* RECORDS FOR PROCESSING:
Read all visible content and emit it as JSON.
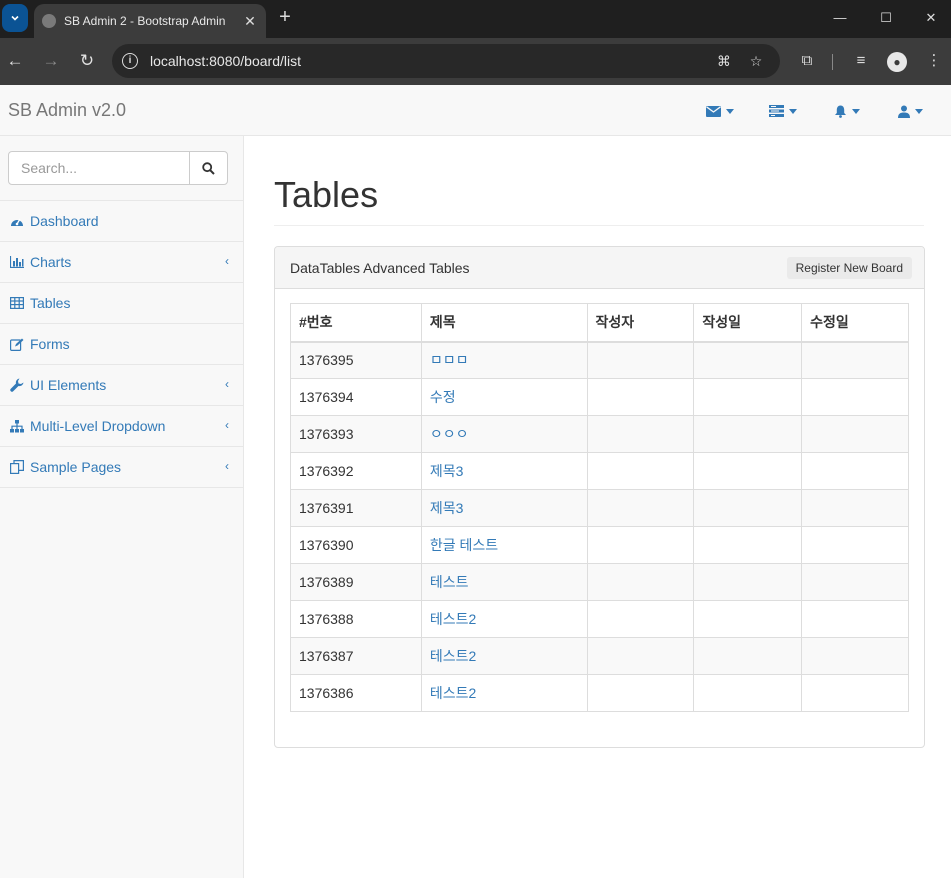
{
  "browser": {
    "tab_title": "SB Admin 2 - Bootstrap Admin",
    "url": "localhost:8080/board/list"
  },
  "navbar": {
    "brand": "SB Admin v2.0"
  },
  "sidebar": {
    "search_placeholder": "Search...",
    "items": [
      {
        "label": "Dashboard",
        "icon": "dashboard-icon",
        "has_children": false
      },
      {
        "label": "Charts",
        "icon": "bar-chart-icon",
        "has_children": true
      },
      {
        "label": "Tables",
        "icon": "table-icon",
        "has_children": false
      },
      {
        "label": "Forms",
        "icon": "edit-icon",
        "has_children": false
      },
      {
        "label": "UI Elements",
        "icon": "wrench-icon",
        "has_children": true
      },
      {
        "label": "Multi-Level Dropdown",
        "icon": "sitemap-icon",
        "has_children": true
      },
      {
        "label": "Sample Pages",
        "icon": "files-icon",
        "has_children": true
      }
    ]
  },
  "main": {
    "page_title": "Tables",
    "panel_title": "DataTables Advanced Tables",
    "register_button": "Register New Board",
    "table": {
      "headers": [
        "#번호",
        "제목",
        "작성자",
        "작성일",
        "수정일"
      ],
      "rows": [
        {
          "id": "1376395",
          "title": "ㅁㅁㅁ",
          "writer": "",
          "regdate": "",
          "updatedate": ""
        },
        {
          "id": "1376394",
          "title": "수정",
          "writer": "",
          "regdate": "",
          "updatedate": ""
        },
        {
          "id": "1376393",
          "title": "ㅇㅇㅇ",
          "writer": "",
          "regdate": "",
          "updatedate": ""
        },
        {
          "id": "1376392",
          "title": "제목3",
          "writer": "",
          "regdate": "",
          "updatedate": ""
        },
        {
          "id": "1376391",
          "title": "제목3",
          "writer": "",
          "regdate": "",
          "updatedate": ""
        },
        {
          "id": "1376390",
          "title": "한글 테스트",
          "writer": "",
          "regdate": "",
          "updatedate": ""
        },
        {
          "id": "1376389",
          "title": "테스트",
          "writer": "",
          "regdate": "",
          "updatedate": ""
        },
        {
          "id": "1376388",
          "title": "테스트2",
          "writer": "",
          "regdate": "",
          "updatedate": ""
        },
        {
          "id": "1376387",
          "title": "테스트2",
          "writer": "",
          "regdate": "",
          "updatedate": ""
        },
        {
          "id": "1376386",
          "title": "테스트2",
          "writer": "",
          "regdate": "",
          "updatedate": ""
        }
      ]
    }
  },
  "colors": {
    "link": "#337ab7",
    "navbar_bg": "#f8f8f8",
    "panel_heading_bg": "#f5f5f5"
  }
}
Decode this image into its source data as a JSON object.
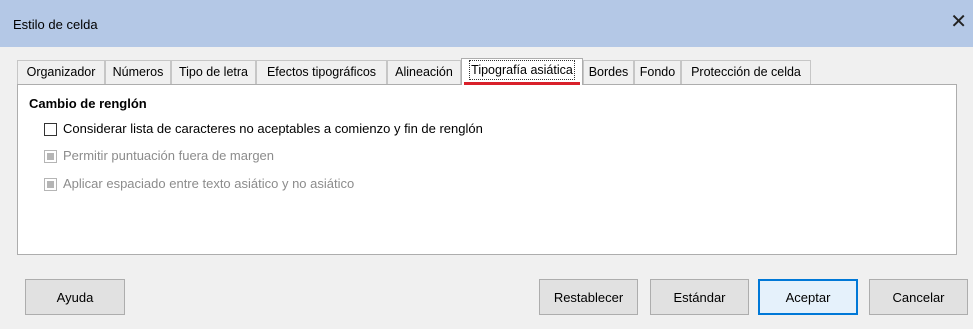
{
  "window": {
    "title": "Estilo de celda",
    "close_glyph": "✕"
  },
  "tabs": [
    {
      "label": "Organizador",
      "active": false
    },
    {
      "label": "Números",
      "active": false
    },
    {
      "label": "Tipo de letra",
      "active": false
    },
    {
      "label": "Efectos tipográficos",
      "active": false
    },
    {
      "label": "Alineación",
      "active": false
    },
    {
      "label": "Tipografía asiática",
      "active": true
    },
    {
      "label": "Bordes",
      "active": false
    },
    {
      "label": "Fondo",
      "active": false
    },
    {
      "label": "Protección de celda",
      "active": false
    }
  ],
  "panel": {
    "group_title": "Cambio de renglón",
    "options": [
      {
        "label": "Considerar lista de caracteres no aceptables a comienzo y fin de renglón",
        "checked": false,
        "enabled": true
      },
      {
        "label": "Permitir puntuación fuera de margen",
        "checked": false,
        "enabled": false
      },
      {
        "label": "Aplicar espaciado entre texto asiático y no asiático",
        "checked": false,
        "enabled": false
      }
    ]
  },
  "buttons": {
    "help": "Ayuda",
    "reset": "Restablecer",
    "standard": "Estándar",
    "ok": "Aceptar",
    "cancel": "Cancelar"
  },
  "colors": {
    "titlebar": "#b4c8e6",
    "active_tab_underline": "#d9202a",
    "default_button_border": "#0078d7"
  }
}
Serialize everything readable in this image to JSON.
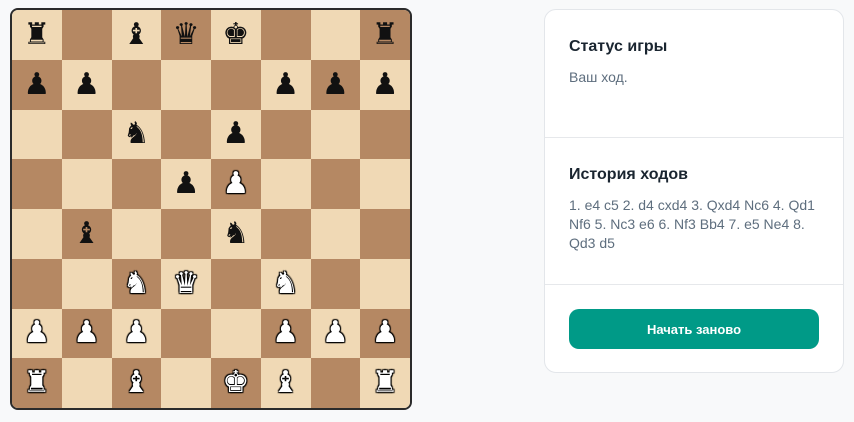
{
  "board": {
    "light_color": "#f0d9b5",
    "dark_color": "#b58863",
    "rows": [
      [
        "bR",
        "",
        "bB",
        "bQ",
        "bK",
        "",
        "",
        "bR"
      ],
      [
        "bP",
        "bP",
        "",
        "",
        "",
        "bP",
        "bP",
        "bP"
      ],
      [
        "",
        "",
        "bN",
        "",
        "bP",
        "",
        "",
        ""
      ],
      [
        "",
        "",
        "",
        "bP",
        "wP",
        "",
        "",
        ""
      ],
      [
        "",
        "bB",
        "",
        "",
        "bN",
        "",
        "",
        ""
      ],
      [
        "",
        "",
        "wN",
        "wQ",
        "",
        "wN",
        "",
        ""
      ],
      [
        "wP",
        "wP",
        "wP",
        "",
        "",
        "wP",
        "wP",
        "wP"
      ],
      [
        "wR",
        "",
        "wB",
        "",
        "wK",
        "wB",
        "",
        "wR"
      ]
    ]
  },
  "status": {
    "title": "Статус игры",
    "text": "Ваш ход."
  },
  "history": {
    "title": "История ходов",
    "text": "1. e4 c5 2. d4 cxd4 3. Qxd4 Nc6 4. Qd1 Nf6 5. Nc3 e6 6. Nf3 Bb4 7. e5 Ne4 8. Qd3 d5"
  },
  "actions": {
    "restart_label": "Начать заново",
    "accent_color": "#009a87"
  }
}
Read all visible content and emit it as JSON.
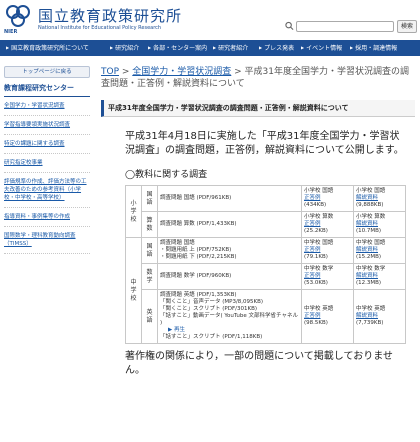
{
  "header": {
    "title": "国立教育政策研究所",
    "subtitle": "National Institute for Educational Policy Research",
    "nier": "NIER",
    "search_button": "検索"
  },
  "nav": [
    "国立教育政策研究所について",
    "研究紹介",
    "各部・センター案内",
    "研究者紹介",
    "プレス発表",
    "イベント情報",
    "採用・調達情報"
  ],
  "sidebar": {
    "top_button": "トップページに戻る",
    "title": "教育課程研究センター",
    "items": [
      "全国学力・学習状況調査",
      "学習指導要領実施状況調査",
      "特定の課題に関する調査",
      "研究指定校事業",
      "評価規準の作成、評価方法等の工夫改善のための参考資料（小学校・中学校・高等学校）",
      "指導資料・事例集等の作成",
      "国際数学・理科教育動向調査（TIMSS）"
    ]
  },
  "breadcrumb": {
    "top": "TOP",
    "sep": " > ",
    "parent": "全国学力・学習状況調査",
    "current": " > 平成31年度全国学力・学習状況調査の調査問題・正答例・解説資料について"
  },
  "page_heading": "平成31年度全国学力・学習状況調査の調査問題・正答例・解説資料について",
  "intro": "平成31年4月18日に実施した「平成31年度全国学力・学習状況調査」の調査問題，正答例，解説資料について公開します。",
  "section_heading": "◯教科に関する調査",
  "table": {
    "elementary": "小学校",
    "junior": "中学校",
    "rows": [
      {
        "subject": "国語",
        "lines": [
          "調査問題 国語 (PDF/961KB)"
        ],
        "answer": [
          "小学校 国語",
          "正答例",
          "(434KB)"
        ],
        "guide": [
          "小学校 国語",
          "解説資料",
          "(9,888KB)"
        ]
      },
      {
        "subject": "算数",
        "lines": [
          "調査問題 算数 (PDF/1,433KB)"
        ],
        "answer": [
          "小学校 算数",
          "正答例",
          "(25.2KB)"
        ],
        "guide": [
          "小学校 算数",
          "解説資料",
          "(10.7MB)"
        ]
      },
      {
        "subject": "国語",
        "lines": [
          "調査問題 国語",
          "・問題用紙 上 (PDF/752KB)",
          "・問題用紙 下 (PDF/2,215KB)"
        ],
        "answer": [
          "中学校 国語",
          "正答例",
          "(79.1KB)"
        ],
        "guide": [
          "中学校 国語",
          "解説資料",
          "(15.2MB)"
        ]
      },
      {
        "subject": "数学",
        "lines": [
          "調査問題 数学 (PDF/960KB)"
        ],
        "answer": [
          "中学校 数学",
          "正答例",
          "(53.0KB)"
        ],
        "guide": [
          "中学校 数学",
          "解説資料",
          "(12.3MB)"
        ]
      },
      {
        "subject": "英語",
        "lines": [
          "調査問題 英語 (PDF/1,353KB)",
          "「聞くこと」音声データ (MP3/8,095KB)",
          "「聞くこと」スクリプト (PDF/301KB)",
          "「話すこと」動画データ( YouTube 文部科学省チャネル )",
          "▶ 再生",
          "「話すこと」スクリプト (PDF/1,118KB)"
        ],
        "answer": [
          "中学校 英語",
          "正答例",
          "(98.5KB)"
        ],
        "guide": [
          "中学校 英語",
          "解説資料",
          "(7,739KB)"
        ]
      }
    ]
  },
  "footnote": "著作権の関係により，一部の問題について掲載しておりません。",
  "colors": {
    "brand": "#1d4f95",
    "link": "#1a5aa8"
  }
}
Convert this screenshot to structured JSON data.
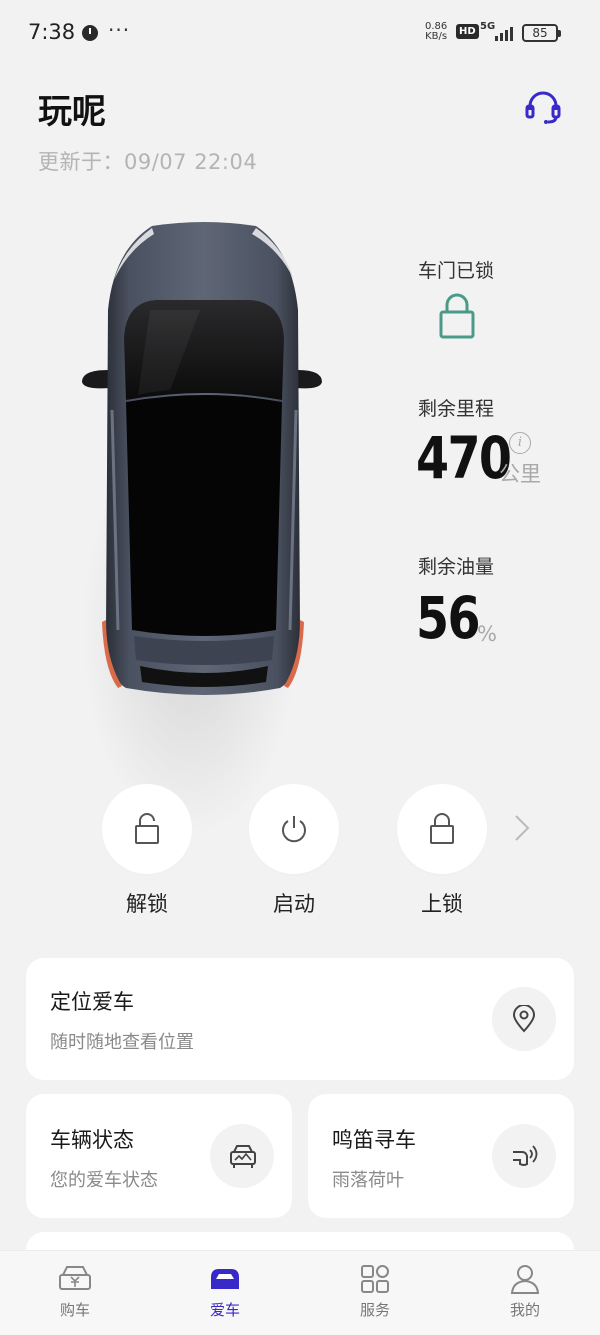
{
  "status_bar": {
    "time": "7:38",
    "more": "···",
    "net_speed_value": "0.86",
    "net_speed_unit": "KB/s",
    "hd": "HD",
    "network": "5G",
    "battery": "85"
  },
  "header": {
    "title": "玩呢",
    "updated": "更新于：09/07 22:04"
  },
  "vehicle": {
    "door_label": "车门已锁",
    "range_label": "剩余里程",
    "range_value": "470",
    "range_unit": "公里",
    "info_mark": "i",
    "fuel_label": "剩余油量",
    "fuel_value": "56",
    "fuel_unit": "%"
  },
  "controls": [
    {
      "label": "解锁",
      "icon": "unlock-icon"
    },
    {
      "label": "启动",
      "icon": "power-icon"
    },
    {
      "label": "上锁",
      "icon": "lock-icon"
    }
  ],
  "cards": {
    "locate": {
      "title": "定位爱车",
      "subtitle": "随时随地查看位置",
      "icon": "location-pin-icon"
    },
    "status": {
      "title": "车辆状态",
      "subtitle": "您的爱车状态",
      "icon": "car-status-icon"
    },
    "honk": {
      "title": "鸣笛寻车",
      "subtitle": "雨落荷叶",
      "icon": "horn-icon"
    }
  },
  "nav": [
    {
      "label": "购车",
      "icon": "buy-car-icon",
      "active": false
    },
    {
      "label": "爱车",
      "icon": "my-car-icon",
      "active": true
    },
    {
      "label": "服务",
      "icon": "services-grid-icon",
      "active": false
    },
    {
      "label": "我的",
      "icon": "profile-icon",
      "active": false
    }
  ],
  "colors": {
    "accent": "#3a29c9",
    "lock_status": "#4a9a88",
    "background": "#f2f2f3"
  }
}
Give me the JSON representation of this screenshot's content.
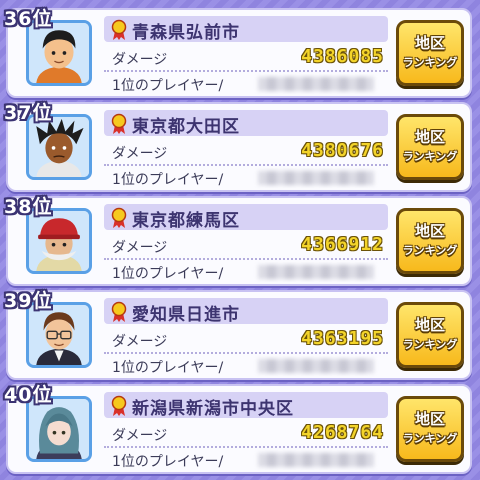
{
  "damage_label": "ダメージ",
  "player_label": "1位のプレイヤー/",
  "button": {
    "line1": "地区",
    "line2": "ランキング"
  },
  "entries": [
    {
      "rank": "36位",
      "place": "青森県弘前市",
      "damage": "4386085",
      "avatar": "boy-black-hair"
    },
    {
      "rank": "37位",
      "place": "東京都大田区",
      "damage": "4380676",
      "avatar": "spiky-hair-dark-skin"
    },
    {
      "rank": "38位",
      "place": "東京都練馬区",
      "damage": "4366912",
      "avatar": "old-man-red-cap"
    },
    {
      "rank": "39位",
      "place": "愛知県日進市",
      "damage": "4363195",
      "avatar": "man-glasses"
    },
    {
      "rank": "40位",
      "place": "新潟県新潟市中央区",
      "damage": "4268764",
      "avatar": "girl-teal-hair"
    }
  ],
  "colors": {
    "score": "#f3d42a",
    "button": "#f7b91c",
    "background": "#8f84df"
  }
}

* TASK GOAL: Report each line in the data that holds the word "avatar".

* EXERCISE SOLUTION:
      "avatar": "boy-black-hair"
      "avatar": "spiky-hair-dark-skin"
      "avatar": "old-man-red-cap"
      "avatar": "man-glasses"
      "avatar": "girl-teal-hair"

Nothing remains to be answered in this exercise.